§ **The problem**: Reproduce all of the data below without alteration; exclude every picture.

[Records that describe figures]

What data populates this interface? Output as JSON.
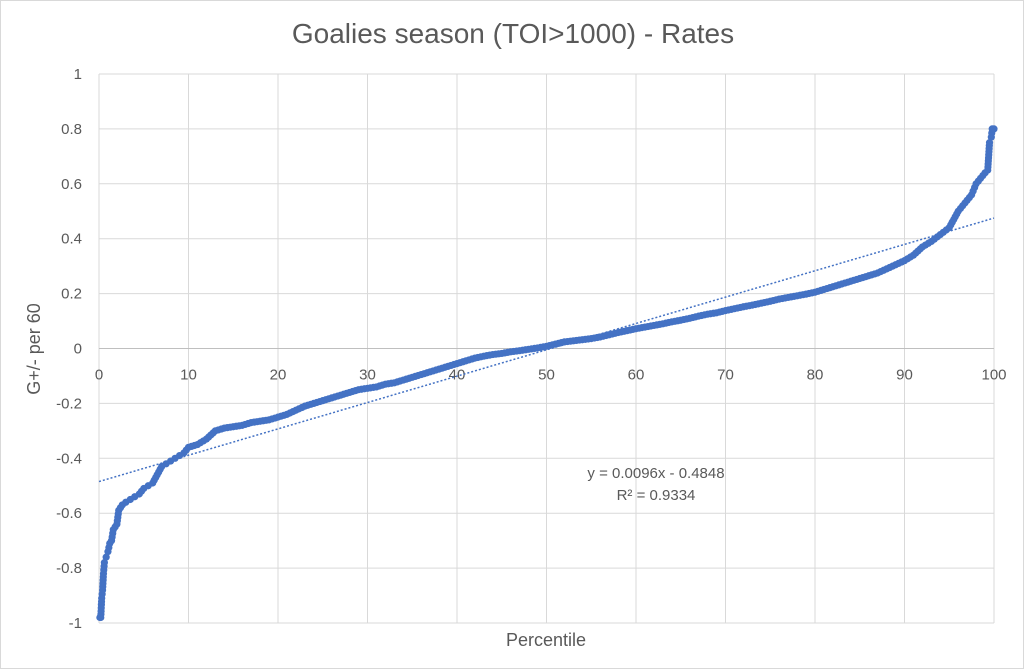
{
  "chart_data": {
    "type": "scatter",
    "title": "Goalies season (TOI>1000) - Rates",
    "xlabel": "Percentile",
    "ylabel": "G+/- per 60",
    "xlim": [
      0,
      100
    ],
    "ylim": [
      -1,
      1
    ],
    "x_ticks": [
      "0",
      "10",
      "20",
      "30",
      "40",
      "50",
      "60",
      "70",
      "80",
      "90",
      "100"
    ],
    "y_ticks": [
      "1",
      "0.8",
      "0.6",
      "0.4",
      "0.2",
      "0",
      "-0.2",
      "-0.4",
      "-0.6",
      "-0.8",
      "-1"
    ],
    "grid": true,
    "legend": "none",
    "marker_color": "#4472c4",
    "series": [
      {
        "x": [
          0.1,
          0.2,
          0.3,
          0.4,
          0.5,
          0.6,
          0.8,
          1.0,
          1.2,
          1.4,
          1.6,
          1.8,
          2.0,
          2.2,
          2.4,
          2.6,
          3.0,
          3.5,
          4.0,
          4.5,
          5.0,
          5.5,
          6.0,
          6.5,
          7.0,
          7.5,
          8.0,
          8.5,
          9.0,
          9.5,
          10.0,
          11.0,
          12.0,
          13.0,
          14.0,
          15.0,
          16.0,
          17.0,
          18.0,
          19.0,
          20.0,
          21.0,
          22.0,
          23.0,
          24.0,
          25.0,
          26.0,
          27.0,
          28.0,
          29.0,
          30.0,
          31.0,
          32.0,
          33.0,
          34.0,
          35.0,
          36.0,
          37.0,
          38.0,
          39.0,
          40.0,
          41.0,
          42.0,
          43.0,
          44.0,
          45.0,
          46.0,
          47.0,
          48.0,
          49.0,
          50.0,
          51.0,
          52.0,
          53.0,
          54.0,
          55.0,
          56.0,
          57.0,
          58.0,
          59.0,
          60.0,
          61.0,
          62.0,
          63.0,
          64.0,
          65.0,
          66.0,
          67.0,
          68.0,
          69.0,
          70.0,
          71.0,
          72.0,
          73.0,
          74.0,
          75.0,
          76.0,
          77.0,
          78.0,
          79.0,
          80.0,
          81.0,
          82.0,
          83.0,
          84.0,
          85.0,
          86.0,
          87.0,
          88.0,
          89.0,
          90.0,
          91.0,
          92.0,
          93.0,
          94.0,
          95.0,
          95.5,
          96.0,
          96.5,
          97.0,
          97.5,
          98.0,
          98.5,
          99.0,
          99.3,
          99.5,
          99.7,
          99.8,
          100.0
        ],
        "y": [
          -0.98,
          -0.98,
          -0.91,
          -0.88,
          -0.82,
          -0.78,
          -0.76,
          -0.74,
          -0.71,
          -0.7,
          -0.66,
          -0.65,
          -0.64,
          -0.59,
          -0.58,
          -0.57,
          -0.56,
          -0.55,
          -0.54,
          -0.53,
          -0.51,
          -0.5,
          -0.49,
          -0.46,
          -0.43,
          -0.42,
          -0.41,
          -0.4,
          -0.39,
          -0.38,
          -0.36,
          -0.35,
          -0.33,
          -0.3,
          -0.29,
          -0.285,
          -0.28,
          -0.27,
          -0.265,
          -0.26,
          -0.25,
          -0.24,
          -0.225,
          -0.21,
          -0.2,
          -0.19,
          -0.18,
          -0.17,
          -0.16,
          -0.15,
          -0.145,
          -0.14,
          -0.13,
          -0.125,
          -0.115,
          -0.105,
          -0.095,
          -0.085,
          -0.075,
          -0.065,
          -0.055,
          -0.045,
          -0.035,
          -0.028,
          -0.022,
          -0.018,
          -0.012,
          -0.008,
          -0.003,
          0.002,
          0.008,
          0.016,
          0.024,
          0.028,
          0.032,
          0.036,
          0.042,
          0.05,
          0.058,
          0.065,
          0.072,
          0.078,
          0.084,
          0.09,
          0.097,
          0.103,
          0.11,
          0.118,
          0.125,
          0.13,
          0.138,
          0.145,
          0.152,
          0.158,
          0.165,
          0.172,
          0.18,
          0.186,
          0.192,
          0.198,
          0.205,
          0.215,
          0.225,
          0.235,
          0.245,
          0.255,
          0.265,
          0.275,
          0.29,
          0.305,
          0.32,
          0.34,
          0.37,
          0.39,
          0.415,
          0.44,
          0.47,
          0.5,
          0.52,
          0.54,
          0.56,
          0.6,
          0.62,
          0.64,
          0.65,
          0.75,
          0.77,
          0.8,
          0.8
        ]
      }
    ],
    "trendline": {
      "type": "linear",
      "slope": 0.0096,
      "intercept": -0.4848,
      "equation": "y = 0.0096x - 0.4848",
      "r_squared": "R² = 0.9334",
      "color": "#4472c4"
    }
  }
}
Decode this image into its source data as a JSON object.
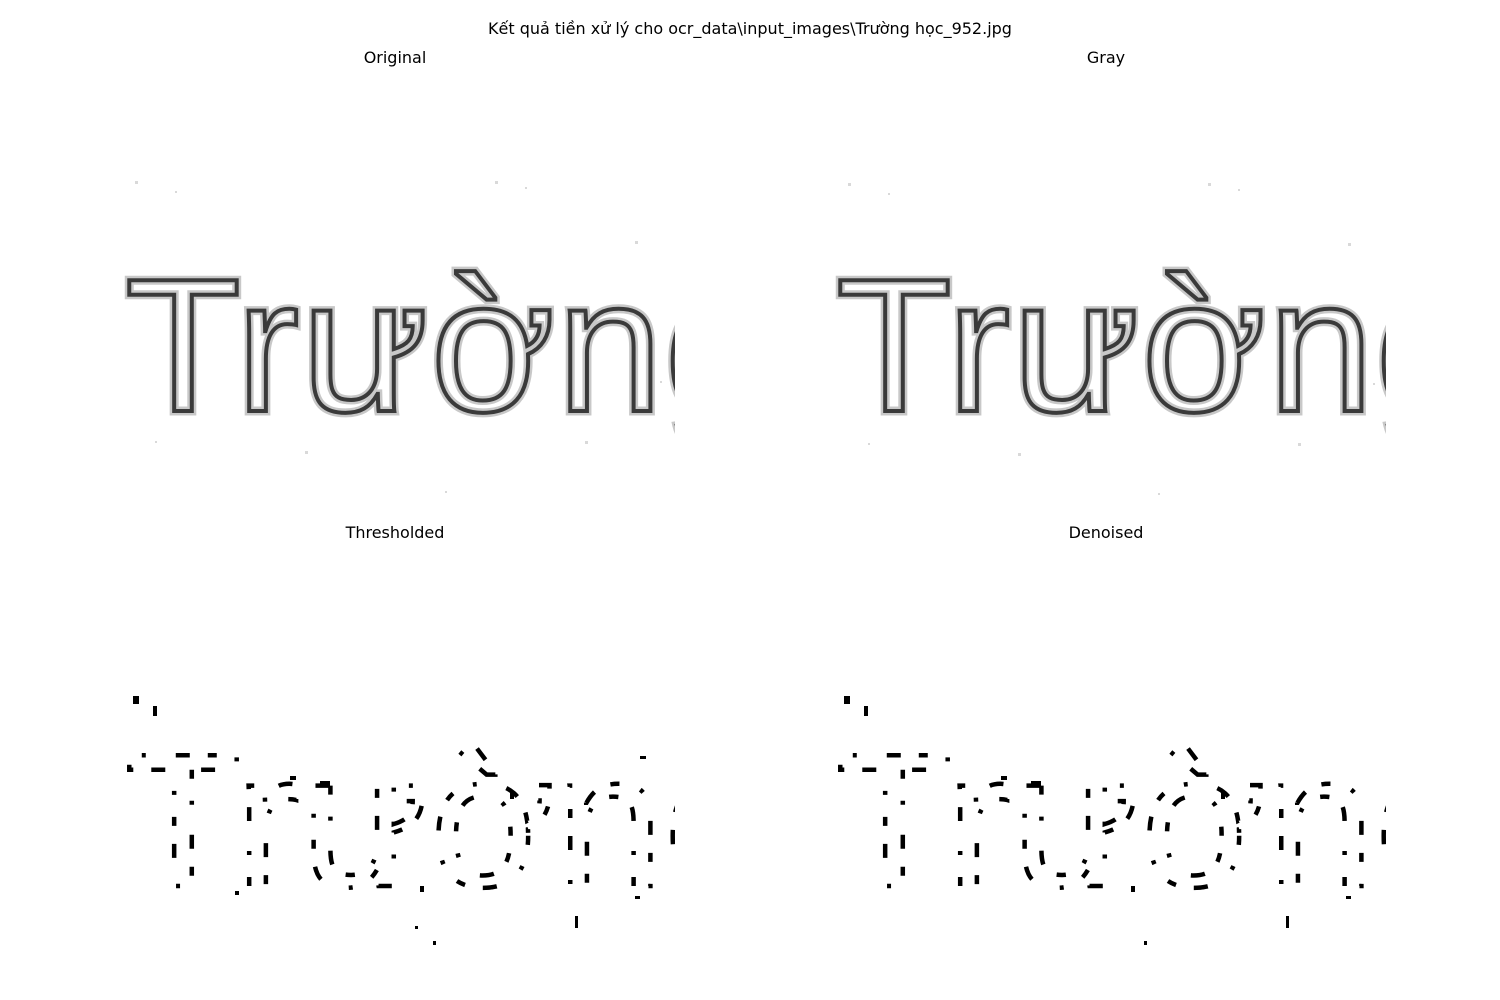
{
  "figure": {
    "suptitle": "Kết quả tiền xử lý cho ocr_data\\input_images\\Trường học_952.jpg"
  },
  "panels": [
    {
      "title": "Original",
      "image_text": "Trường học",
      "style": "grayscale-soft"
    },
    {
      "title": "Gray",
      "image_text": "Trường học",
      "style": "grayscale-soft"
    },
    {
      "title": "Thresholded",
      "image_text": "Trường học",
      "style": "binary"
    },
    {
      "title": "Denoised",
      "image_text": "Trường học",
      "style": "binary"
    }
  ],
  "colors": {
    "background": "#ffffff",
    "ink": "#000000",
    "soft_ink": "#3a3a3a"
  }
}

§ **The response**:
What data populates this interface? Output as JSON.
{
  "chart_data": {
    "type": "scatter",
    "title": "Goalies season (TOI>1000) - Rates",
    "xlabel": "Percentile",
    "ylabel": "G+/- per 60",
    "xlim": [
      0,
      100
    ],
    "ylim": [
      -1,
      1
    ],
    "x_ticks": [
      "0",
      "10",
      "20",
      "30",
      "40",
      "50",
      "60",
      "70",
      "80",
      "90",
      "100"
    ],
    "y_ticks": [
      "1",
      "0.8",
      "0.6",
      "0.4",
      "0.2",
      "0",
      "-0.2",
      "-0.4",
      "-0.6",
      "-0.8",
      "-1"
    ],
    "grid": true,
    "legend": "none",
    "marker_color": "#4472c4",
    "series": [
      {
        "x": [
          0.1,
          0.2,
          0.3,
          0.4,
          0.5,
          0.6,
          0.8,
          1.0,
          1.2,
          1.4,
          1.6,
          1.8,
          2.0,
          2.2,
          2.4,
          2.6,
          3.0,
          3.5,
          4.0,
          4.5,
          5.0,
          5.5,
          6.0,
          6.5,
          7.0,
          7.5,
          8.0,
          8.5,
          9.0,
          9.5,
          10.0,
          11.0,
          12.0,
          13.0,
          14.0,
          15.0,
          16.0,
          17.0,
          18.0,
          19.0,
          20.0,
          21.0,
          22.0,
          23.0,
          24.0,
          25.0,
          26.0,
          27.0,
          28.0,
          29.0,
          30.0,
          31.0,
          32.0,
          33.0,
          34.0,
          35.0,
          36.0,
          37.0,
          38.0,
          39.0,
          40.0,
          41.0,
          42.0,
          43.0,
          44.0,
          45.0,
          46.0,
          47.0,
          48.0,
          49.0,
          50.0,
          51.0,
          52.0,
          53.0,
          54.0,
          55.0,
          56.0,
          57.0,
          58.0,
          59.0,
          60.0,
          61.0,
          62.0,
          63.0,
          64.0,
          65.0,
          66.0,
          67.0,
          68.0,
          69.0,
          70.0,
          71.0,
          72.0,
          73.0,
          74.0,
          75.0,
          76.0,
          77.0,
          78.0,
          79.0,
          80.0,
          81.0,
          82.0,
          83.0,
          84.0,
          85.0,
          86.0,
          87.0,
          88.0,
          89.0,
          90.0,
          91.0,
          92.0,
          93.0,
          94.0,
          95.0,
          95.5,
          96.0,
          96.5,
          97.0,
          97.5,
          98.0,
          98.5,
          99.0,
          99.3,
          99.5,
          99.7,
          99.8,
          100.0
        ],
        "y": [
          -0.98,
          -0.98,
          -0.91,
          -0.88,
          -0.82,
          -0.78,
          -0.76,
          -0.74,
          -0.71,
          -0.7,
          -0.66,
          -0.65,
          -0.64,
          -0.59,
          -0.58,
          -0.57,
          -0.56,
          -0.55,
          -0.54,
          -0.53,
          -0.51,
          -0.5,
          -0.49,
          -0.46,
          -0.43,
          -0.42,
          -0.41,
          -0.4,
          -0.39,
          -0.38,
          -0.36,
          -0.35,
          -0.33,
          -0.3,
          -0.29,
          -0.285,
          -0.28,
          -0.27,
          -0.265,
          -0.26,
          -0.25,
          -0.24,
          -0.225,
          -0.21,
          -0.2,
          -0.19,
          -0.18,
          -0.17,
          -0.16,
          -0.15,
          -0.145,
          -0.14,
          -0.13,
          -0.125,
          -0.115,
          -0.105,
          -0.095,
          -0.085,
          -0.075,
          -0.065,
          -0.055,
          -0.045,
          -0.035,
          -0.028,
          -0.022,
          -0.018,
          -0.012,
          -0.008,
          -0.003,
          0.002,
          0.008,
          0.016,
          0.024,
          0.028,
          0.032,
          0.036,
          0.042,
          0.05,
          0.058,
          0.065,
          0.072,
          0.078,
          0.084,
          0.09,
          0.097,
          0.103,
          0.11,
          0.118,
          0.125,
          0.13,
          0.138,
          0.145,
          0.152,
          0.158,
          0.165,
          0.172,
          0.18,
          0.186,
          0.192,
          0.198,
          0.205,
          0.215,
          0.225,
          0.235,
          0.245,
          0.255,
          0.265,
          0.275,
          0.29,
          0.305,
          0.32,
          0.34,
          0.37,
          0.39,
          0.415,
          0.44,
          0.47,
          0.5,
          0.52,
          0.54,
          0.56,
          0.6,
          0.62,
          0.64,
          0.65,
          0.75,
          0.77,
          0.8,
          0.8
        ]
      }
    ],
    "trendline": {
      "type": "linear",
      "slope": 0.0096,
      "intercept": -0.4848,
      "equation": "y = 0.0096x - 0.4848",
      "r_squared": "R² = 0.9334",
      "color": "#4472c4"
    }
  }
}
Decode this image into its source data as a JSON object.
{
  "figure": {
    "suptitle": "Kết quả tiền xử lý cho ocr_data\\input_images\\Trường học_952.jpg"
  },
  "panels": [
    {
      "title": "Original",
      "image_text": "Trường học",
      "style": "grayscale-soft"
    },
    {
      "title": "Gray",
      "image_text": "Trường học",
      "style": "grayscale-soft"
    },
    {
      "title": "Thresholded",
      "image_text": "Trường học",
      "style": "binary"
    },
    {
      "title": "Denoised",
      "image_text": "Trường học",
      "style": "binary"
    }
  ],
  "colors": {
    "background": "#ffffff",
    "ink": "#000000",
    "soft_ink": "#3a3a3a"
  }
}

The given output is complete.